▸ **SET PROBLEM**:
Write out, precisely and in full, each line of the material.

▸ **INFORMATION SHOWN**:
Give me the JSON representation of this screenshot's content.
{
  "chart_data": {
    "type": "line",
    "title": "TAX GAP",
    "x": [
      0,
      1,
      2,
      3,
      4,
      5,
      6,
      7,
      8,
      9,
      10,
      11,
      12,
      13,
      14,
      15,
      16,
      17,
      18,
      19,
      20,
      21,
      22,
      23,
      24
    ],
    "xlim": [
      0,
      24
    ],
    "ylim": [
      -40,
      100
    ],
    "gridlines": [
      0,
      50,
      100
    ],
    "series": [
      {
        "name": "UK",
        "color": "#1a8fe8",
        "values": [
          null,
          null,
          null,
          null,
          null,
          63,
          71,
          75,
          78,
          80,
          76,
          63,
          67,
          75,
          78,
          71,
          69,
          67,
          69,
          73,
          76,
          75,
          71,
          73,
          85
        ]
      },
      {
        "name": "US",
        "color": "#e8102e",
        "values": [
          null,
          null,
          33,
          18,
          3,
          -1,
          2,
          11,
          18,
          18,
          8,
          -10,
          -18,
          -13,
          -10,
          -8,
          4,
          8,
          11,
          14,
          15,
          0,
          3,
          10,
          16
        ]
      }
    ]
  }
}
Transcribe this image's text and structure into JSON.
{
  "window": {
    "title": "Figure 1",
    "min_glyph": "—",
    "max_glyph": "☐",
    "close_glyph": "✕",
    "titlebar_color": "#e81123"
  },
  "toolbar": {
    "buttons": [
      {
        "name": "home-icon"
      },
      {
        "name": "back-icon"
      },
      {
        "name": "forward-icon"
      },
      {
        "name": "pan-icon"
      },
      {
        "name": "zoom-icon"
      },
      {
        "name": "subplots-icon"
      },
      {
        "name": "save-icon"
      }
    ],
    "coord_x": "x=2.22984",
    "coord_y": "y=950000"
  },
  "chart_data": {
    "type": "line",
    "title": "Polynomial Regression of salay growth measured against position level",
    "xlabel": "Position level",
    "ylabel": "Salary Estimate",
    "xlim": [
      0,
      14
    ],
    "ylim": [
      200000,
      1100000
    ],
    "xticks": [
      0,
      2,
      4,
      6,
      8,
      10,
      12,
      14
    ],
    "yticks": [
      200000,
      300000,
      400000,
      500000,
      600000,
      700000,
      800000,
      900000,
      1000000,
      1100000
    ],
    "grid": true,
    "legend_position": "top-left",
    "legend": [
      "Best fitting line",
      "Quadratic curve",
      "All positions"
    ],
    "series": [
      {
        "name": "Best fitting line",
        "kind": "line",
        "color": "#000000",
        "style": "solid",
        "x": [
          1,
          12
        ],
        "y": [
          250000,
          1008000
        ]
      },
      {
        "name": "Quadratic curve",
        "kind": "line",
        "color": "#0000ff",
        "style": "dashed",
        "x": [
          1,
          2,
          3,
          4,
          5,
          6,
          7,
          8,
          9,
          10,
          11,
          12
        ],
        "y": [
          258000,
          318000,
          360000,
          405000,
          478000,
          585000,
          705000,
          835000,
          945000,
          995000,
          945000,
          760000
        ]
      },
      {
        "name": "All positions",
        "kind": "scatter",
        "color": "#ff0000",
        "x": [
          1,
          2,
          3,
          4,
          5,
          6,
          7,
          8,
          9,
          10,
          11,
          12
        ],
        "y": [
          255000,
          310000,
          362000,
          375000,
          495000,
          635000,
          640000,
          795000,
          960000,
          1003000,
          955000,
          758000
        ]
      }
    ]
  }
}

▸ **FINAL ANSWER**:
Give me the JSON representation of this screenshot's content.
{
  "chart_data": {
    "type": "line",
    "title": "TAX GAP",
    "x": [
      0,
      1,
      2,
      3,
      4,
      5,
      6,
      7,
      8,
      9,
      10,
      11,
      12,
      13,
      14,
      15,
      16,
      17,
      18,
      19,
      20,
      21,
      22,
      23,
      24
    ],
    "xlim": [
      0,
      24
    ],
    "ylim": [
      -40,
      100
    ],
    "gridlines": [
      0,
      50,
      100
    ],
    "series": [
      {
        "name": "UK",
        "color": "#1a8fe8",
        "values": [
          null,
          null,
          null,
          null,
          null,
          63,
          71,
          75,
          78,
          80,
          76,
          63,
          67,
          75,
          78,
          71,
          69,
          67,
          69,
          73,
          76,
          75,
          71,
          73,
          85
        ]
      },
      {
        "name": "US",
        "color": "#e8102e",
        "values": [
          null,
          null,
          33,
          18,
          3,
          -1,
          2,
          11,
          18,
          18,
          8,
          -10,
          -18,
          -13,
          -10,
          -8,
          4,
          8,
          11,
          14,
          15,
          0,
          3,
          10,
          16
        ]
      }
    ]
  }
}
Transcribe this image's text and structure into JSON.
{
  "window": {
    "title": "Figure 1",
    "min_glyph": "—",
    "max_glyph": "☐",
    "close_glyph": "✕",
    "titlebar_color": "#e81123"
  },
  "toolbar": {
    "buttons": [
      {
        "name": "home-icon"
      },
      {
        "name": "back-icon"
      },
      {
        "name": "forward-icon"
      },
      {
        "name": "pan-icon"
      },
      {
        "name": "zoom-icon"
      },
      {
        "name": "subplots-icon"
      },
      {
        "name": "save-icon"
      }
    ],
    "coord_x": "x=2.22984",
    "coord_y": "y=950000"
  },
  "chart_data": {
    "type": "line",
    "title": "Polynomial Regression of salay growth measured against position level",
    "xlabel": "Position level",
    "ylabel": "Salary Estimate",
    "xlim": [
      0,
      14
    ],
    "ylim": [
      200000,
      1100000
    ],
    "xticks": [
      0,
      2,
      4,
      6,
      8,
      10,
      12,
      14
    ],
    "yticks": [
      200000,
      300000,
      400000,
      500000,
      600000,
      700000,
      800000,
      900000,
      1000000,
      1100000
    ],
    "grid": true,
    "legend_position": "top-left",
    "legend": [
      "Best fitting line",
      "Quadratic curve",
      "All positions"
    ],
    "series": [
      {
        "name": "Best fitting line",
        "kind": "line",
        "color": "#000000",
        "style": "solid",
        "x": [
          1,
          12
        ],
        "y": [
          250000,
          1008000
        ]
      },
      {
        "name": "Quadratic curve",
        "kind": "line",
        "color": "#0000ff",
        "style": "dashed",
        "x": [
          1,
          2,
          3,
          4,
          5,
          6,
          7,
          8,
          9,
          10,
          11,
          12
        ],
        "y": [
          258000,
          318000,
          360000,
          405000,
          478000,
          585000,
          705000,
          835000,
          945000,
          995000,
          945000,
          760000
        ]
      },
      {
        "name": "All positions",
        "kind": "scatter",
        "color": "#ff0000",
        "x": [
          1,
          2,
          3,
          4,
          5,
          6,
          7,
          8,
          9,
          10,
          11,
          12
        ],
        "y": [
          255000,
          310000,
          362000,
          375000,
          495000,
          635000,
          640000,
          795000,
          960000,
          1003000,
          955000,
          758000
        ]
      }
    ]
  }
}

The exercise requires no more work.